**Given problem:** Would you write out the entries below, every one of them, exactly?

+ + +

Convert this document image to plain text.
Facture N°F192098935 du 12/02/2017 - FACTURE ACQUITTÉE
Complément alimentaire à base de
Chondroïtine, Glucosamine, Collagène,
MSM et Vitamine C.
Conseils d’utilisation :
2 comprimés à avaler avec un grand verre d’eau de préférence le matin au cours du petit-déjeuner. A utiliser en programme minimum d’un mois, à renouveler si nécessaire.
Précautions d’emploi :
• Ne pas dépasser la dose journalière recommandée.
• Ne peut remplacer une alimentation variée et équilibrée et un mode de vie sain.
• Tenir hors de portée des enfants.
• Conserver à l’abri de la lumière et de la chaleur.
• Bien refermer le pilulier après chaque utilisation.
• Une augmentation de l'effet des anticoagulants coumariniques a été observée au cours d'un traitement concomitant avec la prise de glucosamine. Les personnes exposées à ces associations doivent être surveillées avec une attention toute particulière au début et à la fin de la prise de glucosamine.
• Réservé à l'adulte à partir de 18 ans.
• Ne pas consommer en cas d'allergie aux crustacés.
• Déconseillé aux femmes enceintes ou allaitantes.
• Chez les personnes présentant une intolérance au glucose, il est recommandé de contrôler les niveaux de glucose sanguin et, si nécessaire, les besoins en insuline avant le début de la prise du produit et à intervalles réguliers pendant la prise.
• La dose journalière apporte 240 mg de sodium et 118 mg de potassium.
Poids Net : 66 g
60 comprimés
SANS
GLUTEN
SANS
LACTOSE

+ + +

**Task result:**
Convert this document image to plain text.
Facture N°F192098935 du 12/02/2017 - FACTURE ACQUITTÉE
Complément alimentaire à base de
Chondroïtine, Glucosamine, Collagène,
MSM et Vitamine C.
Conseils d’utilisation :
2 comprimés à avaler avec un grand verre d’eau de préférence le matin au cours du petit-déjeuner. A utiliser en programme minimum d’un mois, à renouveler si nécessaire.
Précautions d’emploi :
• Ne pas dépasser la dose journalière recommandée.
• Ne peut remplacer une alimentation variée et équilibrée et un mode de vie sain.
• Tenir hors de portée des enfants.
• Conserver à l’abri de la lumière et de la chaleur.
• Bien refermer le pilulier après chaque utilisation.
• Une augmentation de l'effet des anticoagulants coumariniques a été observée au cours d'un traitement concomitant avec la prise de glucosamine. Les personnes exposées à ces associations doivent être surveillées avec une attention toute particulière au début et à la fin de la prise de glucosamine.
• Réservé à l'adulte à partir de 18 ans.
• Ne pas consommer en cas d'allergie aux crustacés.
• Déconseillé aux femmes enceintes ou allaitantes.
• Chez les personnes présentant une intolérance au glucose, il est recommandé de contrôler les niveaux de glucose sanguin et, si nécessaire, les besoins en insuline avant le début de la prise du produit et à intervalles réguliers pendant la prise.
• La dose journalière apporte 240 mg de sodium et 118 mg de potassium.
Poids Net : 66 g
60 comprimés
SANS
GLUTEN
SANS
LACTOSE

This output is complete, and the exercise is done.